TASK REQUIREMENTS. Please echo the data starting with the line containing "663, 867, 683]" and going on through the line containing "cancel-button[interactable]: Cancel [865, 832, 943, 854]".
start THE INPUT
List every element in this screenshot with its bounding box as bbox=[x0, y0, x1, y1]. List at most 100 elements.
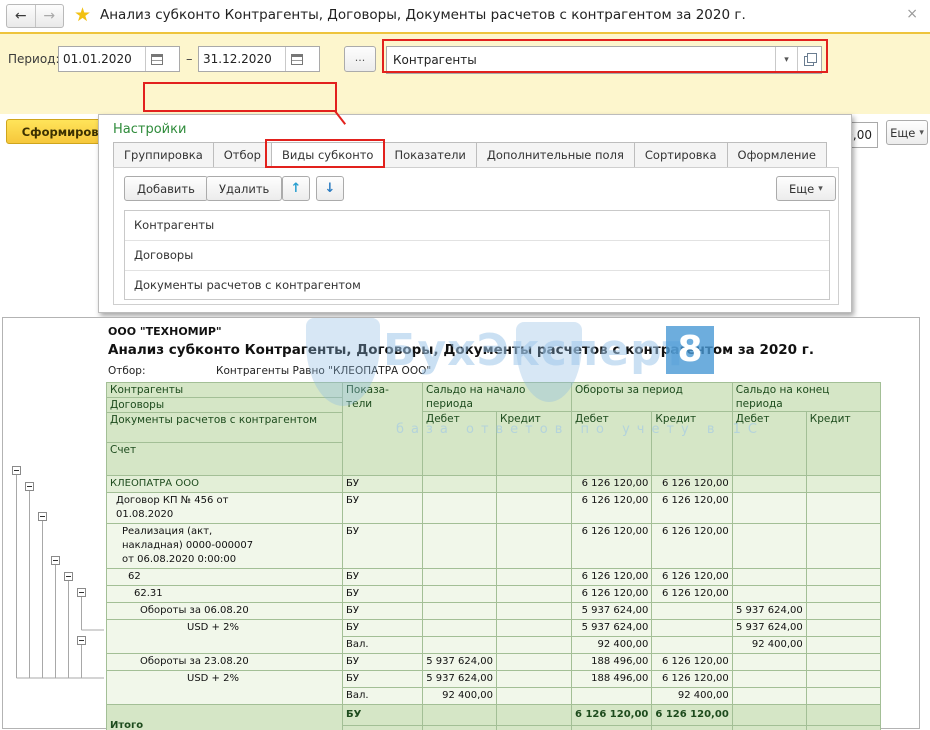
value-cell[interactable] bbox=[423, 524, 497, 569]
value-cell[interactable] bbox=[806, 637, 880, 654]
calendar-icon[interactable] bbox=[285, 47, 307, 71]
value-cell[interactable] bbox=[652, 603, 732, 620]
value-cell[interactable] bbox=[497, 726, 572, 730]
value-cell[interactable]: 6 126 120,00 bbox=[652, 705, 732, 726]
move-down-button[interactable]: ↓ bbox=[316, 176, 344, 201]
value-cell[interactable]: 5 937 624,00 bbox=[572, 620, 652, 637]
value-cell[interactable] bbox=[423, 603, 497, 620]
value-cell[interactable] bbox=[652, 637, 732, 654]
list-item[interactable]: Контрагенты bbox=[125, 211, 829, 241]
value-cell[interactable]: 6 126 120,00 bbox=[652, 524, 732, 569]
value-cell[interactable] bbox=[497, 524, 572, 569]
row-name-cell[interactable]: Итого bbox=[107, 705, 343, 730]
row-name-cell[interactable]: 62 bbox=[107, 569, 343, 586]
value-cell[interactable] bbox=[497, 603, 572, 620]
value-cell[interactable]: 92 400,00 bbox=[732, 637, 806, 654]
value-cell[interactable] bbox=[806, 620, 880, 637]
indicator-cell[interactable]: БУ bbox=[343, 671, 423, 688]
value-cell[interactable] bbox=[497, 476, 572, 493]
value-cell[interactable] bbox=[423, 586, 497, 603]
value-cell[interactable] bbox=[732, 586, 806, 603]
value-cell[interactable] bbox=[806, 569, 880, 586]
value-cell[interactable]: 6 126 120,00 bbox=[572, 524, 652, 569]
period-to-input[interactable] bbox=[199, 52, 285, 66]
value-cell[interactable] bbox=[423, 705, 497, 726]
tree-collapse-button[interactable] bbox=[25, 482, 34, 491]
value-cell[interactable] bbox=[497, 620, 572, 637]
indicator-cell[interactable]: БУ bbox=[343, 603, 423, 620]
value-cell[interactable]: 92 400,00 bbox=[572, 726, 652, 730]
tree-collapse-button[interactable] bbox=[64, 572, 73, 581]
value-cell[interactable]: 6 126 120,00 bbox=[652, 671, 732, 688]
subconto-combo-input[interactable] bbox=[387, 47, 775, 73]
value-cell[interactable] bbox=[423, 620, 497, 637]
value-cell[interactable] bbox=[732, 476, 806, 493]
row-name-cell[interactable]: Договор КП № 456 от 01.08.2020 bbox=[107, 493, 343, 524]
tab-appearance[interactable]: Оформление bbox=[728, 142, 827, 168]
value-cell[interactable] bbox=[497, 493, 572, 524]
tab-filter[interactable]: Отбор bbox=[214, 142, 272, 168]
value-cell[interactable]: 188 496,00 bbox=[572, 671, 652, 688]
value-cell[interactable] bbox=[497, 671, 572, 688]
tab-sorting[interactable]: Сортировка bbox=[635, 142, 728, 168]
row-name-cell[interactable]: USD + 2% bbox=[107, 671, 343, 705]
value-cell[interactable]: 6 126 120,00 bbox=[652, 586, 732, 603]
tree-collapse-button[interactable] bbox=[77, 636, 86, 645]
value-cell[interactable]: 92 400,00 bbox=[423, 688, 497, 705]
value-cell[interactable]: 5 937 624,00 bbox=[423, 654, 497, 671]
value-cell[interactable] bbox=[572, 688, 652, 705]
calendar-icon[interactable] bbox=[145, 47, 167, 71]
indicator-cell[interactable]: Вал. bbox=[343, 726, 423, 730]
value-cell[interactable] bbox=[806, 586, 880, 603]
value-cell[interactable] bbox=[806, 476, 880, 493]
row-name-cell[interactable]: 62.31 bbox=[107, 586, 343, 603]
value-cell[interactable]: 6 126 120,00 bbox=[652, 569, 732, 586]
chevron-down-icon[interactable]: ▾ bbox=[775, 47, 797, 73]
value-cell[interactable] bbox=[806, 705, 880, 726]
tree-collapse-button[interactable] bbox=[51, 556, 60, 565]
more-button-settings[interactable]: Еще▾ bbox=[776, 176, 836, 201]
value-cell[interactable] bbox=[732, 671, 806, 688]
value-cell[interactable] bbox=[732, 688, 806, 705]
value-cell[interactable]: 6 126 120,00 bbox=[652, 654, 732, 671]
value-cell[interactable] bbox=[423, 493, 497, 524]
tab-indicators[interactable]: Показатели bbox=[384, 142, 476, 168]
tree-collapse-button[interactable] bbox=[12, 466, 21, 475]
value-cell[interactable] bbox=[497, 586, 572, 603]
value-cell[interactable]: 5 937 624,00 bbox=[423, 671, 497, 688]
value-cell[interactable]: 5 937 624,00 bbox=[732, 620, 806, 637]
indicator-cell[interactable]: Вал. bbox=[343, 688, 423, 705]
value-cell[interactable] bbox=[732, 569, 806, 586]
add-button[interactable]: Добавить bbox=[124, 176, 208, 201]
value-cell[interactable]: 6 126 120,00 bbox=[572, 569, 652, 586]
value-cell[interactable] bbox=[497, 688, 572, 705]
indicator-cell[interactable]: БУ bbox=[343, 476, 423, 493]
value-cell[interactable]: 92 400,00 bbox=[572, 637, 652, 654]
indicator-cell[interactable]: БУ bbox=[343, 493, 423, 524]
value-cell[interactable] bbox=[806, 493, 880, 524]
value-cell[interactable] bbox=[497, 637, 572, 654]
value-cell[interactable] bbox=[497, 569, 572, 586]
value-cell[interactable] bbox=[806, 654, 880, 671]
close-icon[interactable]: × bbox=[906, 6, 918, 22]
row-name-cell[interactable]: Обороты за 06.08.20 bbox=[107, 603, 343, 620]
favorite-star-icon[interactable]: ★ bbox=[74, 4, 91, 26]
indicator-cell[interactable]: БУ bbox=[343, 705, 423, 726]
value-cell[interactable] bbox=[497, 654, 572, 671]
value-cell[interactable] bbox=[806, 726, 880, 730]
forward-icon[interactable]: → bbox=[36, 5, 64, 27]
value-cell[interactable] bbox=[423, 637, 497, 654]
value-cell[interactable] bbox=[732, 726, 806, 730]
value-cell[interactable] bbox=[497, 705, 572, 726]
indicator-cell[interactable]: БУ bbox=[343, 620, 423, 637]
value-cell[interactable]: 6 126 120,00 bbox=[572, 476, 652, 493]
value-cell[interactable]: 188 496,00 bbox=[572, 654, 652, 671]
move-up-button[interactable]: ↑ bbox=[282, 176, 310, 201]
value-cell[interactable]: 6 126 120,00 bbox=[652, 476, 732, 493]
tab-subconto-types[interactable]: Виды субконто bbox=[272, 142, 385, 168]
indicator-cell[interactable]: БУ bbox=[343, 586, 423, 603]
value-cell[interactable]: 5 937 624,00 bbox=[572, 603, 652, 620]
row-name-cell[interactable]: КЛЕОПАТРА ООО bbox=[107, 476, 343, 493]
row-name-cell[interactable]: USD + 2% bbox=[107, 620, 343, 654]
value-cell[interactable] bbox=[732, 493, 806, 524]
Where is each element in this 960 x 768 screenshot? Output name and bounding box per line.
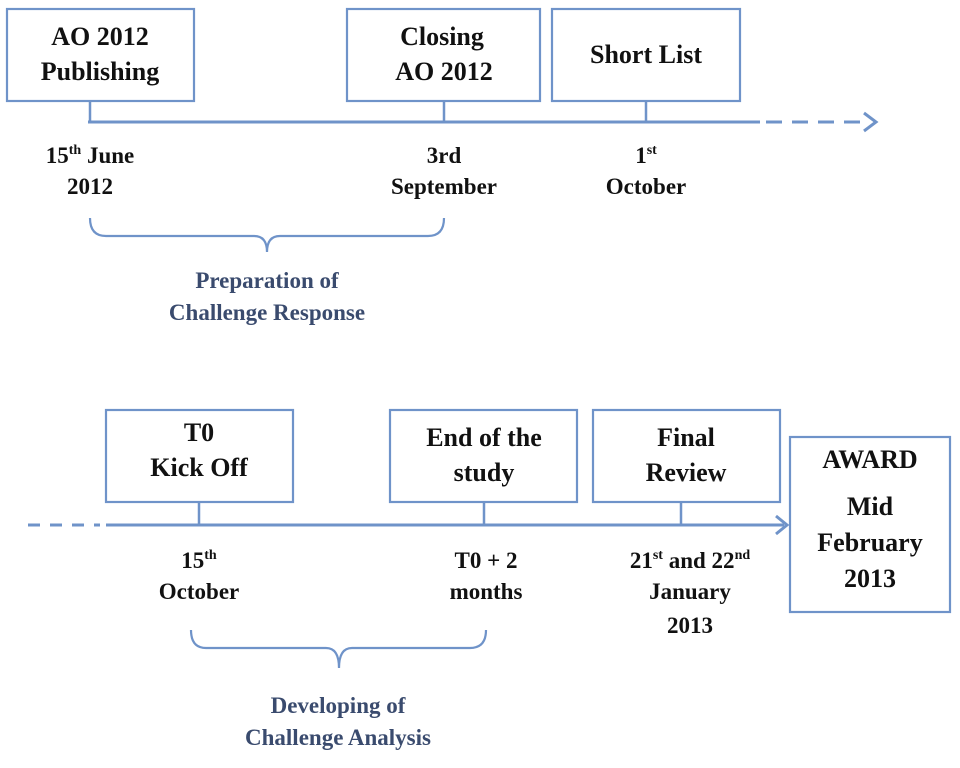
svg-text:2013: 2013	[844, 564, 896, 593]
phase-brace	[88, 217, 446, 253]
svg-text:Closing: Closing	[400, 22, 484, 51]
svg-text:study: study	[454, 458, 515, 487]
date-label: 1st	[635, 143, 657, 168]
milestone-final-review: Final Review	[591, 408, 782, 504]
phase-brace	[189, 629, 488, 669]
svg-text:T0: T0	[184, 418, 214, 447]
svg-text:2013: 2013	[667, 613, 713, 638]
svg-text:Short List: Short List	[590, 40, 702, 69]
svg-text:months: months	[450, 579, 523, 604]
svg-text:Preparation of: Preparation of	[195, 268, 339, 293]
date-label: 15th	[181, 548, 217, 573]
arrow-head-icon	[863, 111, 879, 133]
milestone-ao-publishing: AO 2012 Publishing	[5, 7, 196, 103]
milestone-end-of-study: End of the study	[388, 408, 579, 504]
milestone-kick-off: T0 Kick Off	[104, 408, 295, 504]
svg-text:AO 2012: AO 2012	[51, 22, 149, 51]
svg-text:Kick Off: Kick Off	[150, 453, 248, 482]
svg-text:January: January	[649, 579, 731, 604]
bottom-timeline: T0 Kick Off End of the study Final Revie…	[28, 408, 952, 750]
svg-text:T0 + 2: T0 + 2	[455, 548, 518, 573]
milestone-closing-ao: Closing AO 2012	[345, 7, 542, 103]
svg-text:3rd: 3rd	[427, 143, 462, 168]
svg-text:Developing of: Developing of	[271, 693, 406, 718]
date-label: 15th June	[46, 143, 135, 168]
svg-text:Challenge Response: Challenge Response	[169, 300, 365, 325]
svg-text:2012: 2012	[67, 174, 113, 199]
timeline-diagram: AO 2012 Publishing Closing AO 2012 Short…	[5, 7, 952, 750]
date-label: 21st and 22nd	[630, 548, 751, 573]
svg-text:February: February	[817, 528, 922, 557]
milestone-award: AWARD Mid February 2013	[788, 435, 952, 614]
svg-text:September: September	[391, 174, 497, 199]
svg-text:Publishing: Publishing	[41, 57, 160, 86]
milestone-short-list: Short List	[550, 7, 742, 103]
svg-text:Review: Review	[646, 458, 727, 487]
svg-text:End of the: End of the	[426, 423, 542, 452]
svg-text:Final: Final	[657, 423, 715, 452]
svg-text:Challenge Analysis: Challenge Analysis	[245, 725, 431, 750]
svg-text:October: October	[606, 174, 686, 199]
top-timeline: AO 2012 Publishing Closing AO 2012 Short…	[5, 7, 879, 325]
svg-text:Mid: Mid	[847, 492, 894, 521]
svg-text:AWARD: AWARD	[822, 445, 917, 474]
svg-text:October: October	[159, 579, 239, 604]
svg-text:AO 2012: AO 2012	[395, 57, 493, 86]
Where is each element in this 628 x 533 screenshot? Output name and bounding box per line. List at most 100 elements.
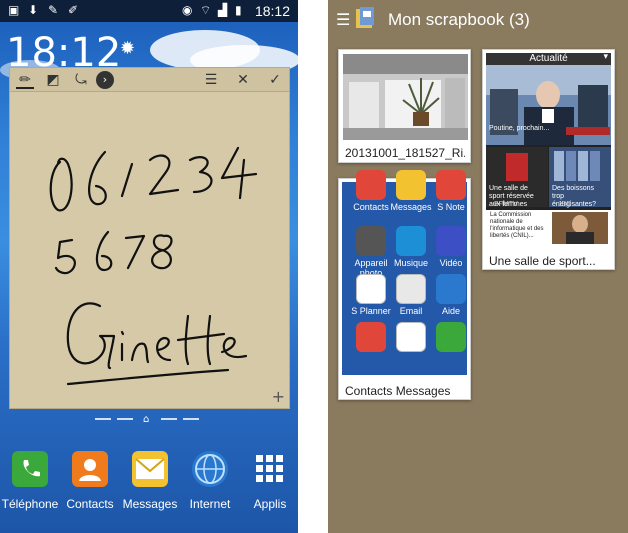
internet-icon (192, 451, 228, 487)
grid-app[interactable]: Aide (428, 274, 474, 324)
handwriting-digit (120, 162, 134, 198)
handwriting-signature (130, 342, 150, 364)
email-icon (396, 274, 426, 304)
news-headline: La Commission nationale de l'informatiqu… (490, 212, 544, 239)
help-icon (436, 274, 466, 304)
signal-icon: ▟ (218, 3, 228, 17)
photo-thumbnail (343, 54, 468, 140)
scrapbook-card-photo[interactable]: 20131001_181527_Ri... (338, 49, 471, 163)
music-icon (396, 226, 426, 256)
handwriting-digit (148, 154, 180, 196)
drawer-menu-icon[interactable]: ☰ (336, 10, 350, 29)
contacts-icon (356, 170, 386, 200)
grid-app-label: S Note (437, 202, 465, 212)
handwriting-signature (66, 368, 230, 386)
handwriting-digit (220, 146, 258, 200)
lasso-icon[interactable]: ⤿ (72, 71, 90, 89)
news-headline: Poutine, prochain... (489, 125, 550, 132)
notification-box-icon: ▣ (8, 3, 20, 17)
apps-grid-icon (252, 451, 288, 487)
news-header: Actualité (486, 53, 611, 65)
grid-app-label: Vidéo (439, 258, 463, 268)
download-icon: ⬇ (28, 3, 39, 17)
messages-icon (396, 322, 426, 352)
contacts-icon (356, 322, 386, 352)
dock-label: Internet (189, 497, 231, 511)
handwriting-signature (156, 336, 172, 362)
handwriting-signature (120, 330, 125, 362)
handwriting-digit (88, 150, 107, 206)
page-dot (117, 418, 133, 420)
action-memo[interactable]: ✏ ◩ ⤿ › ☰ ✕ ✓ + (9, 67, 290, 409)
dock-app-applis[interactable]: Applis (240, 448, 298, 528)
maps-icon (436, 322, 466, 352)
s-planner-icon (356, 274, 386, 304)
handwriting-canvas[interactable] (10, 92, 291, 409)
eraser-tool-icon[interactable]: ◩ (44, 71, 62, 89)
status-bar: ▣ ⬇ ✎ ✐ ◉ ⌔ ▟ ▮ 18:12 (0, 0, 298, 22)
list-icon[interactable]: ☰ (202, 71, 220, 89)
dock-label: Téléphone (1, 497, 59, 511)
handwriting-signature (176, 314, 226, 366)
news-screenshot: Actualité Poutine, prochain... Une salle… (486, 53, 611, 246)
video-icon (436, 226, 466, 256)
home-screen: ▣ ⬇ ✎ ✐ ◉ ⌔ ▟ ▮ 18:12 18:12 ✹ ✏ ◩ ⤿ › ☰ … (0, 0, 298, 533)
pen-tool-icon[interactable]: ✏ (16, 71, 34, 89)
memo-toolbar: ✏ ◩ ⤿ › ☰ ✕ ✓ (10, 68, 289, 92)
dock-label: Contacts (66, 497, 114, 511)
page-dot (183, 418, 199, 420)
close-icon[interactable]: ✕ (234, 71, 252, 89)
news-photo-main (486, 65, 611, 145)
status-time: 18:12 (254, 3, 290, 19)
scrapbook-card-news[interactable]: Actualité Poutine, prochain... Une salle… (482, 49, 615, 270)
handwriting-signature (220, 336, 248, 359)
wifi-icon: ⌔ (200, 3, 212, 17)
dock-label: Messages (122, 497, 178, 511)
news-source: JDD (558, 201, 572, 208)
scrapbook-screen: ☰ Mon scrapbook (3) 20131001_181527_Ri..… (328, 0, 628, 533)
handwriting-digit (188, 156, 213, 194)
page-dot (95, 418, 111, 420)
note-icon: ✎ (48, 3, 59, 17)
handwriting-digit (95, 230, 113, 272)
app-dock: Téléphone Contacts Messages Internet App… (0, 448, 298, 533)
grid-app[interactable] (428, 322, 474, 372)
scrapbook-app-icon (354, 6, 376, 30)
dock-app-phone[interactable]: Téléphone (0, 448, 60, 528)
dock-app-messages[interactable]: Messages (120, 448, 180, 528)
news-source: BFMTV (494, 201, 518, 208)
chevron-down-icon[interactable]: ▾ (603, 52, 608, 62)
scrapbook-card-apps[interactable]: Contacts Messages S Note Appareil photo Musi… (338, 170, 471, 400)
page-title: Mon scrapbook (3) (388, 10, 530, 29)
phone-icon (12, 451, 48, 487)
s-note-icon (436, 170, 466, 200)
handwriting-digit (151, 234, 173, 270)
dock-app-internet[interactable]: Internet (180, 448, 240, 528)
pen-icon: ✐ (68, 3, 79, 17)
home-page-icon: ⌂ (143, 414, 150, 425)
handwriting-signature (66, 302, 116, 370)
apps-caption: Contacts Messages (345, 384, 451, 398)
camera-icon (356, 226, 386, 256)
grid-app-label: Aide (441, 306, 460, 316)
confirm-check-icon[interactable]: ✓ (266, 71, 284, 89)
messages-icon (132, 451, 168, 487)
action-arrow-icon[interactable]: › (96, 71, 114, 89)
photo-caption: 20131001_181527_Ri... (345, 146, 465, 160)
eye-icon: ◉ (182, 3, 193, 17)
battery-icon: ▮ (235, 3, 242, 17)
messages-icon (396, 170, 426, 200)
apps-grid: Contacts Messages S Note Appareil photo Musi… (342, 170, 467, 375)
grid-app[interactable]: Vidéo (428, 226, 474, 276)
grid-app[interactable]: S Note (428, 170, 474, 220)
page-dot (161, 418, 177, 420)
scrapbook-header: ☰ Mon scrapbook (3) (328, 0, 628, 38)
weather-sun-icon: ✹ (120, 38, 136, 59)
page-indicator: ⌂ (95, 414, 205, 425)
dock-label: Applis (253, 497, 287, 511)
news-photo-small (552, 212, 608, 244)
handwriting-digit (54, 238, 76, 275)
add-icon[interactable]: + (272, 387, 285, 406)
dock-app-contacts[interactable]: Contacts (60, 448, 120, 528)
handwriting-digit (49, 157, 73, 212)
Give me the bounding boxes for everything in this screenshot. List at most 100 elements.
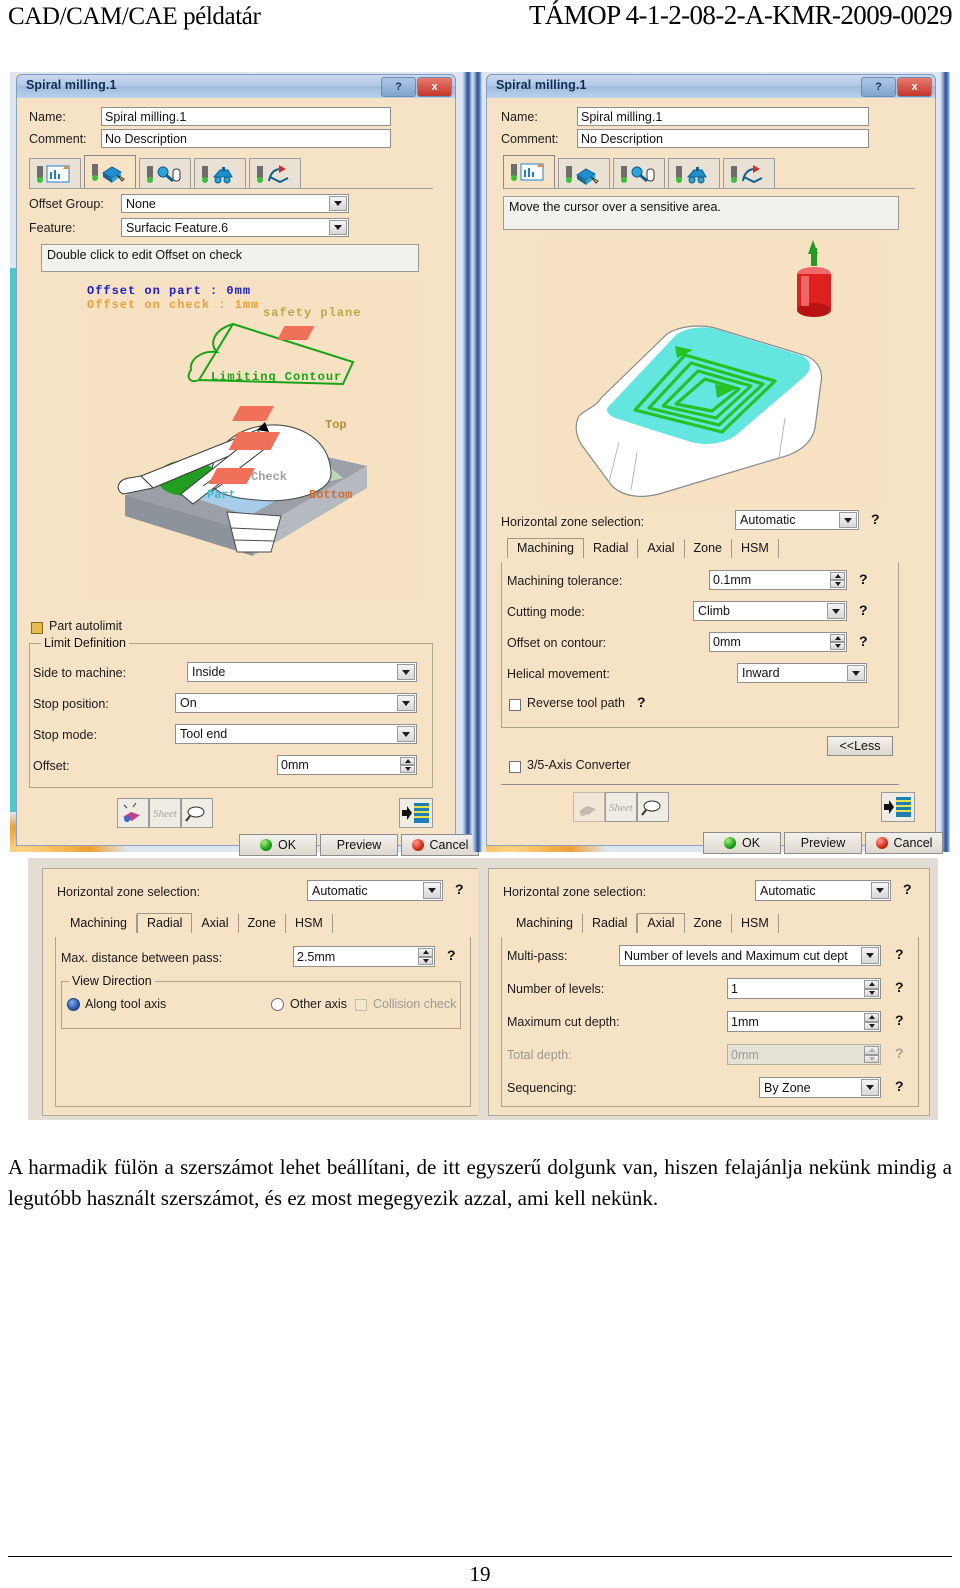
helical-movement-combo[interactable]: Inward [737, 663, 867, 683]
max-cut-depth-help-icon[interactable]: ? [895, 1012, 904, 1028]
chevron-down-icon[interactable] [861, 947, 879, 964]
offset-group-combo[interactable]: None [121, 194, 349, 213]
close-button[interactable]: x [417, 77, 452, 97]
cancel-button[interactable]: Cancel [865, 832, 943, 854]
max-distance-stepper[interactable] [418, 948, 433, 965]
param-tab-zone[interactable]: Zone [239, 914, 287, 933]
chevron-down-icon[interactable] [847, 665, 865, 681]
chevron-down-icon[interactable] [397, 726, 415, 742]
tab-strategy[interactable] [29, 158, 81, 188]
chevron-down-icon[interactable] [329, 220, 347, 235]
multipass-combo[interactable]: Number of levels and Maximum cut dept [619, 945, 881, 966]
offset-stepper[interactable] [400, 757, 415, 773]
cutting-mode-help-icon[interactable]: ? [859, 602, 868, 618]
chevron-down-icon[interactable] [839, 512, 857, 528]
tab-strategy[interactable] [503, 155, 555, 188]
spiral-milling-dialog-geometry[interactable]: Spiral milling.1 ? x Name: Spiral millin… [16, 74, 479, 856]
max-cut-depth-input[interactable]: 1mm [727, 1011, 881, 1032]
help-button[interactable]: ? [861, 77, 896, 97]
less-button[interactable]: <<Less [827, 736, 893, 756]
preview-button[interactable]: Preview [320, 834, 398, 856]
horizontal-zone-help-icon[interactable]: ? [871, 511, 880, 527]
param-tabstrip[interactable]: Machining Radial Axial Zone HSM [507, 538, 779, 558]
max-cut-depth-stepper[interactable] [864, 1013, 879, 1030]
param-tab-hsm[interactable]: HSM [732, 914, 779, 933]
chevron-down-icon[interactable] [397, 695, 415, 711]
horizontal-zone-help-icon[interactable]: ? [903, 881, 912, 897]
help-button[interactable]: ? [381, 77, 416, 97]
end THE INPUT
TASK ANSWER.
helical-movement-combo[interactable]: Inward [737, 663, 867, 683]
max-cut-depth-help-icon[interactable]: ? [895, 1012, 904, 1028]
chevron-down-icon[interactable] [861, 947, 879, 964]
offset-group-combo[interactable]: None [121, 194, 349, 213]
close-button[interactable]: x [417, 77, 452, 97]
cancel-button[interactable]: Cancel [865, 832, 943, 854]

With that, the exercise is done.